== Required work ==
From the records below, copy every line that contains the word "Preconditioning".

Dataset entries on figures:

______________________________

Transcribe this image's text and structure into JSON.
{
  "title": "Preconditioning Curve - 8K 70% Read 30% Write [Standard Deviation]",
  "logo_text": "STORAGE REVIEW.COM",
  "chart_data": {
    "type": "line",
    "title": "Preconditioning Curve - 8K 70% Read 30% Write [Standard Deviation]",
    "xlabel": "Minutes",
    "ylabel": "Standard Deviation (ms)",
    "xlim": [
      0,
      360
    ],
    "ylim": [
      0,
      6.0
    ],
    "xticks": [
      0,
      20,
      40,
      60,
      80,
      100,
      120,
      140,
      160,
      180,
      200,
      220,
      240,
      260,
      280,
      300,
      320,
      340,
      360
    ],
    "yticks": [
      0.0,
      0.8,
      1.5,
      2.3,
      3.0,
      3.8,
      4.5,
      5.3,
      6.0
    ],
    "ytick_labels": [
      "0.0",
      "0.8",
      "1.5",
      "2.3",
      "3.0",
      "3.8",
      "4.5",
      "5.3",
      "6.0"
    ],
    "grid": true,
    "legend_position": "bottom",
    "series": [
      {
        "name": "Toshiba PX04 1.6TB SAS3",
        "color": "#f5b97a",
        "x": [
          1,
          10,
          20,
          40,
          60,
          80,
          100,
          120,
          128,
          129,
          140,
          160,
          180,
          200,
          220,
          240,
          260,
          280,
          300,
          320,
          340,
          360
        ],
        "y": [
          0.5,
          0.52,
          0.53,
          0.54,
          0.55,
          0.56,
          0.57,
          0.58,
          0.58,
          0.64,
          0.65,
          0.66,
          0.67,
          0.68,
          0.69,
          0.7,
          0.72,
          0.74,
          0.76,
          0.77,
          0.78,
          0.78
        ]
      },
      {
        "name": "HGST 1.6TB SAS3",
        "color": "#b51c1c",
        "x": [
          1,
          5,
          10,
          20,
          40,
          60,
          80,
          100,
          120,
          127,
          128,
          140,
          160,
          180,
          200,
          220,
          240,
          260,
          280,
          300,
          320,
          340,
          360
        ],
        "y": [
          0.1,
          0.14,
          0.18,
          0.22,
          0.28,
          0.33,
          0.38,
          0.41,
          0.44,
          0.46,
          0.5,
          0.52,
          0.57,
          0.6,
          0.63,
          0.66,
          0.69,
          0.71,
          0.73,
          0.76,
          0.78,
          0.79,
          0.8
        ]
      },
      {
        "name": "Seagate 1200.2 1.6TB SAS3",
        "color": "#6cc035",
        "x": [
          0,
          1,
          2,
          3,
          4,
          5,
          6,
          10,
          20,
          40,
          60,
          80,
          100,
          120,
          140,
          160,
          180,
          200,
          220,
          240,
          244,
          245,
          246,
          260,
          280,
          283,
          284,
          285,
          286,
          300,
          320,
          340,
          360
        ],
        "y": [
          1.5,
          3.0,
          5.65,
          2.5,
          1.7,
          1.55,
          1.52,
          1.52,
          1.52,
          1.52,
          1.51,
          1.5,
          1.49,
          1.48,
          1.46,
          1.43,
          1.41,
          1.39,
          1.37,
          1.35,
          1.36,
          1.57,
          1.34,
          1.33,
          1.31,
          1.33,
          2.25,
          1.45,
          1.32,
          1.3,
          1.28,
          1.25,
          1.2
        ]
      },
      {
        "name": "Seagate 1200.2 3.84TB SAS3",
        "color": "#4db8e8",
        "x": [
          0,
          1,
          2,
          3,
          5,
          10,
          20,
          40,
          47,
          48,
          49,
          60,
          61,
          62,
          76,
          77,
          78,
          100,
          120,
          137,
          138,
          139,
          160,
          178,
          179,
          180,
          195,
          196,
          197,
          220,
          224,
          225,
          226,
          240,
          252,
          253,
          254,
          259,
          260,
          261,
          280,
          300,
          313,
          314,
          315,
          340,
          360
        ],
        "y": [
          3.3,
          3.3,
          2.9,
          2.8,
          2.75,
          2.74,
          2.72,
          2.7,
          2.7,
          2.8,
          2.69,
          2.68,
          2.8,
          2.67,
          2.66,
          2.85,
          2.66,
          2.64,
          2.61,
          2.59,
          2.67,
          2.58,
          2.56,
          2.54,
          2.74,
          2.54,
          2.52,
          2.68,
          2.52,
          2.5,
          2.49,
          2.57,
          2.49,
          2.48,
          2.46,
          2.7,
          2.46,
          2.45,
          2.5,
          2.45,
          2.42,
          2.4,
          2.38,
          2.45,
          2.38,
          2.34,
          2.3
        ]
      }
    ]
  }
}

______________________________

== Solution ==
  "title": "Preconditioning Curve - 8K 70% Read 30% Write [Standard Deviation]",
    "title": "Preconditioning Curve - 8K 70% Read 30% Write [Standard Deviation]",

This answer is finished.